AIM OF THE TASK |
Omit the images, then output each of the records below exactly.

---------- DATASET ----------

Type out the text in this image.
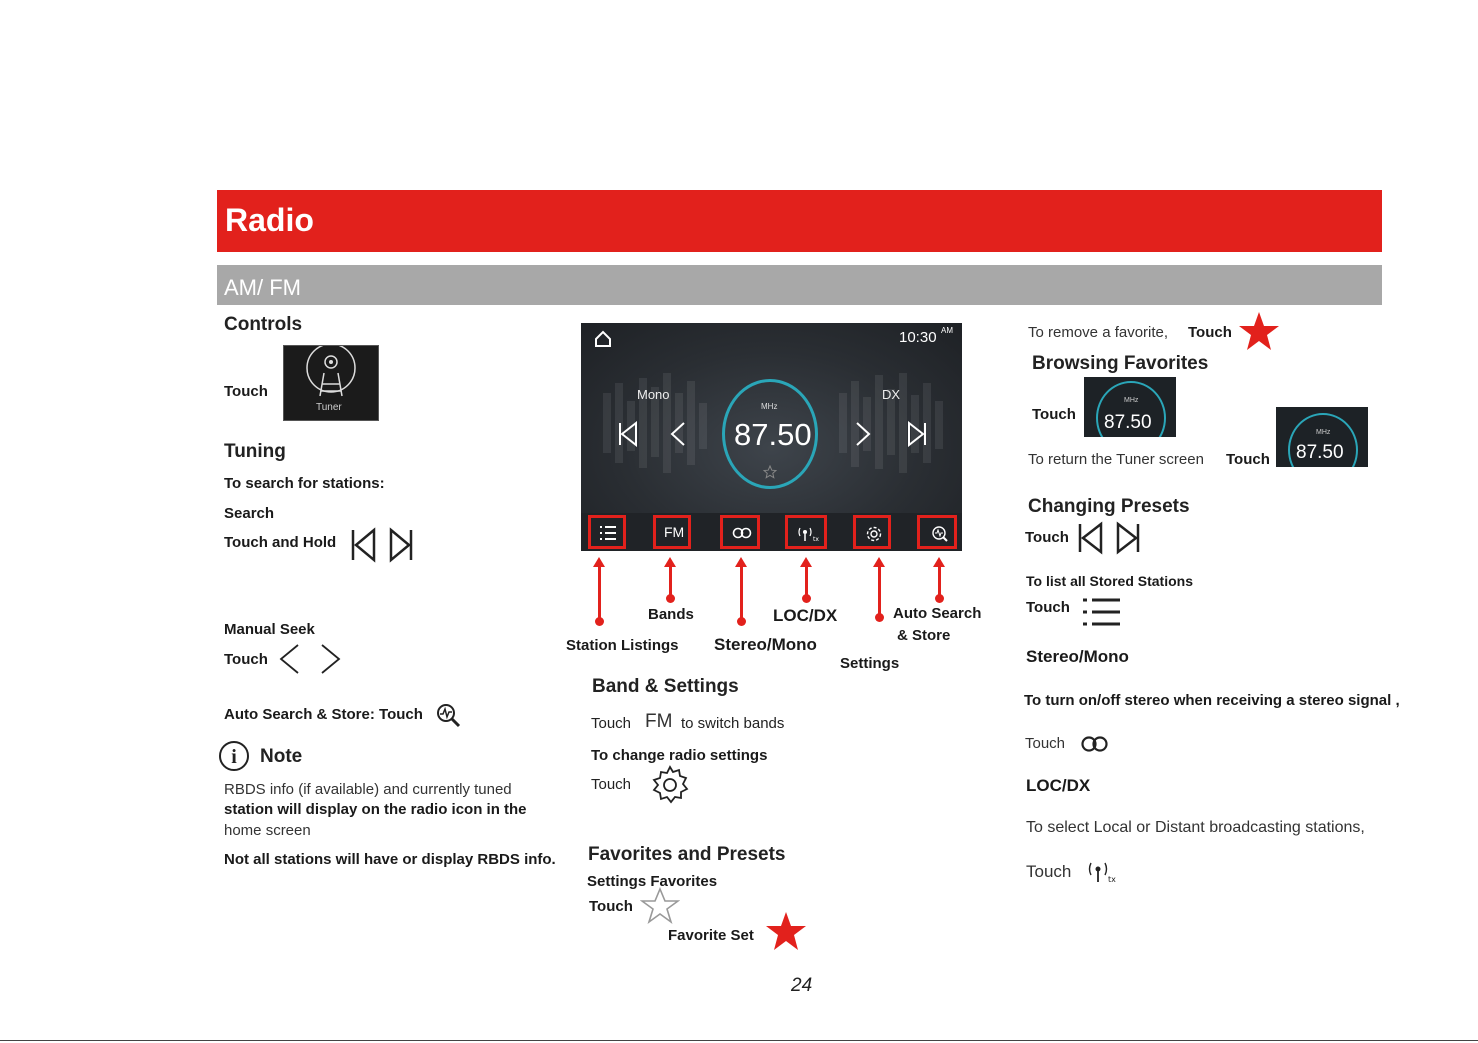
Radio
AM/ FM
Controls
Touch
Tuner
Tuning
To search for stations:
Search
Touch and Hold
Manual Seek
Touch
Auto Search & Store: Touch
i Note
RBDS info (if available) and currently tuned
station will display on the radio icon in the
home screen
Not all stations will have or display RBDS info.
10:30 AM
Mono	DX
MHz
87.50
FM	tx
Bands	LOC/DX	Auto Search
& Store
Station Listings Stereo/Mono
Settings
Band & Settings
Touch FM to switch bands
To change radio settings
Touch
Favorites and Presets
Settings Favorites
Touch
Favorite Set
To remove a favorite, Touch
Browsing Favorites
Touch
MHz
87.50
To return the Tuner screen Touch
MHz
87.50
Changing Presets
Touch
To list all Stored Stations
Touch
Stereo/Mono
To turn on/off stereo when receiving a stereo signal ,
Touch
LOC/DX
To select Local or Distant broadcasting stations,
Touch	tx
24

----------

RESULT OF THE TASK |
Type out the text in this image.
Radio
AM/ FM
Controls
Touch
Tuner
Tuning
To search for stations:
Search
Touch and Hold
Manual Seek
Touch
Auto Search & Store: Touch
i Note
RBDS info (if available) and currently tuned
station will display on the radio icon in the
home screen
Not all stations will have or display RBDS info.
10:30 AM
Mono	DX
MHz
87.50
FM	tx
Bands	LOC/DX	Auto Search
& Store
Station Listings Stereo/Mono
Settings
Band & Settings
Touch FM to switch bands
To change radio settings
Touch
Favorites and Presets
Settings Favorites
Touch
Favorite Set
To remove a favorite, Touch
Browsing Favorites
Touch
MHz
87.50
To return the Tuner screen Touch
MHz
87.50
Changing Presets
Touch
To list all Stored Stations
Touch
Stereo/Mono
To turn on/off stereo when receiving a stereo signal ,
Touch
LOC/DX
To select Local or Distant broadcasting stations,
Touch	tx
24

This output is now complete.